**Working data:**
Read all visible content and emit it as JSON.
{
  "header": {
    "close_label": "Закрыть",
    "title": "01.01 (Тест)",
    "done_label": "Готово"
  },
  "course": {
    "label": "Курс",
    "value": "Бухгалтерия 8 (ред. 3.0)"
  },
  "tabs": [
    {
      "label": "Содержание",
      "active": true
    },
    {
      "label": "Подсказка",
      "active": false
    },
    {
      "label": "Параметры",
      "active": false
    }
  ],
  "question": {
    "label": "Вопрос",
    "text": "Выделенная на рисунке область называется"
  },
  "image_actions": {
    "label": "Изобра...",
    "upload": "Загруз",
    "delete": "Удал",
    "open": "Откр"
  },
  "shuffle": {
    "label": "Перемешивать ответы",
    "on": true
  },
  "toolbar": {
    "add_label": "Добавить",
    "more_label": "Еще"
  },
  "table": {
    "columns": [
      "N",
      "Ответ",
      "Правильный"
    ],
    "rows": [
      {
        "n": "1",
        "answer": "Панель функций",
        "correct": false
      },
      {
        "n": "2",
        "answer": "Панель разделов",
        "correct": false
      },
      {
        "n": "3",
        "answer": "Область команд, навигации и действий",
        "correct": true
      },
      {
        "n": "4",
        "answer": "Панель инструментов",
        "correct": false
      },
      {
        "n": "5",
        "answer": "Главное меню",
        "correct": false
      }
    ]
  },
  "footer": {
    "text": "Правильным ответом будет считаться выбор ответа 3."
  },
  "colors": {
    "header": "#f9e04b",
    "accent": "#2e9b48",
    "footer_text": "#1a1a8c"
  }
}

**Task directions:** Reproduce every entry shown above, precisely as it stands.

**Result:**
Read all visible content and emit it as JSON.
{
  "header": {
    "close_label": "Закрыть",
    "title": "01.01 (Тест)",
    "done_label": "Готово"
  },
  "course": {
    "label": "Курс",
    "value": "Бухгалтерия 8 (ред. 3.0)"
  },
  "tabs": [
    {
      "label": "Содержание",
      "active": true
    },
    {
      "label": "Подсказка",
      "active": false
    },
    {
      "label": "Параметры",
      "active": false
    }
  ],
  "question": {
    "label": "Вопрос",
    "text": "Выделенная на рисунке область называется"
  },
  "image_actions": {
    "label": "Изобра...",
    "upload": "Загруз",
    "delete": "Удал",
    "open": "Откр"
  },
  "shuffle": {
    "label": "Перемешивать ответы",
    "on": true
  },
  "toolbar": {
    "add_label": "Добавить",
    "more_label": "Еще"
  },
  "table": {
    "columns": [
      "N",
      "Ответ",
      "Правильный"
    ],
    "rows": [
      {
        "n": "1",
        "answer": "Панель функций",
        "correct": false
      },
      {
        "n": "2",
        "answer": "Панель разделов",
        "correct": false
      },
      {
        "n": "3",
        "answer": "Область команд, навигации и действий",
        "correct": true
      },
      {
        "n": "4",
        "answer": "Панель инструментов",
        "correct": false
      },
      {
        "n": "5",
        "answer": "Главное меню",
        "correct": false
      }
    ]
  },
  "footer": {
    "text": "Правильным ответом будет считаться выбор ответа 3."
  },
  "colors": {
    "header": "#f9e04b",
    "accent": "#2e9b48",
    "footer_text": "#1a1a8c"
  }
}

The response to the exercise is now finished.